» Aim of the task:
Omit the pictures, then reproduce every remaining record exactly.

» Listing:
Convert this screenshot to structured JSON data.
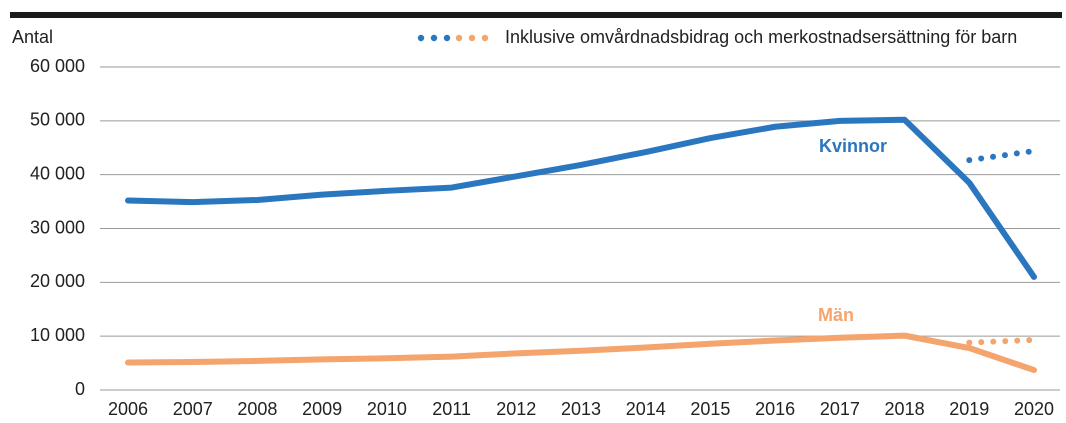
{
  "chart_data": {
    "type": "line",
    "y_label": "Antal",
    "legend": "Inklusive omvårdnadsbidrag och merkostnadsersättning för barn",
    "categories": [
      "2006",
      "2007",
      "2008",
      "2009",
      "2010",
      "2011",
      "2012",
      "2013",
      "2014",
      "2015",
      "2016",
      "2017",
      "2018",
      "2019",
      "2020"
    ],
    "series": [
      {
        "name": "Kvinnor",
        "color": "#2a77c0",
        "values": [
          35200,
          34900,
          35300,
          36300,
          37000,
          37600,
          39700,
          41800,
          44200,
          46800,
          48900,
          50000,
          50200,
          38500,
          21000
        ],
        "inclusive_values": [
          null,
          null,
          null,
          null,
          null,
          null,
          null,
          null,
          null,
          null,
          null,
          null,
          null,
          42700,
          44400
        ]
      },
      {
        "name": "Män",
        "color": "#f4a46d",
        "values": [
          5100,
          5200,
          5400,
          5700,
          5900,
          6200,
          6800,
          7300,
          7900,
          8600,
          9200,
          9700,
          10100,
          7800,
          3700
        ],
        "inclusive_values": [
          null,
          null,
          null,
          null,
          null,
          null,
          null,
          null,
          null,
          null,
          null,
          null,
          null,
          8800,
          9300
        ]
      }
    ],
    "ylim": [
      0,
      60000
    ],
    "yticks": [
      0,
      {
        "value": 10000,
        "label": "10 000"
      },
      {
        "value": 20000,
        "label": "20 000"
      },
      {
        "value": 30000,
        "label": "30 000"
      },
      {
        "value": 40000,
        "label": "40 000"
      },
      {
        "value": 50000,
        "label": "50 000"
      },
      {
        "value": 60000,
        "label": "60 000"
      }
    ],
    "grid": true
  }
}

» Expected answer:
Convert this screenshot to structured JSON data.
{
  "chart_data": {
    "type": "line",
    "y_label": "Antal",
    "legend": "Inklusive omvårdnadsbidrag och merkostnadsersättning för barn",
    "categories": [
      "2006",
      "2007",
      "2008",
      "2009",
      "2010",
      "2011",
      "2012",
      "2013",
      "2014",
      "2015",
      "2016",
      "2017",
      "2018",
      "2019",
      "2020"
    ],
    "series": [
      {
        "name": "Kvinnor",
        "color": "#2a77c0",
        "values": [
          35200,
          34900,
          35300,
          36300,
          37000,
          37600,
          39700,
          41800,
          44200,
          46800,
          48900,
          50000,
          50200,
          38500,
          21000
        ],
        "inclusive_values": [
          null,
          null,
          null,
          null,
          null,
          null,
          null,
          null,
          null,
          null,
          null,
          null,
          null,
          42700,
          44400
        ]
      },
      {
        "name": "Män",
        "color": "#f4a46d",
        "values": [
          5100,
          5200,
          5400,
          5700,
          5900,
          6200,
          6800,
          7300,
          7900,
          8600,
          9200,
          9700,
          10100,
          7800,
          3700
        ],
        "inclusive_values": [
          null,
          null,
          null,
          null,
          null,
          null,
          null,
          null,
          null,
          null,
          null,
          null,
          null,
          8800,
          9300
        ]
      }
    ],
    "ylim": [
      0,
      60000
    ],
    "yticks": [
      0,
      {
        "value": 10000,
        "label": "10 000"
      },
      {
        "value": 20000,
        "label": "20 000"
      },
      {
        "value": 30000,
        "label": "30 000"
      },
      {
        "value": 40000,
        "label": "40 000"
      },
      {
        "value": 50000,
        "label": "50 000"
      },
      {
        "value": 60000,
        "label": "60 000"
      }
    ],
    "grid": true
  }
}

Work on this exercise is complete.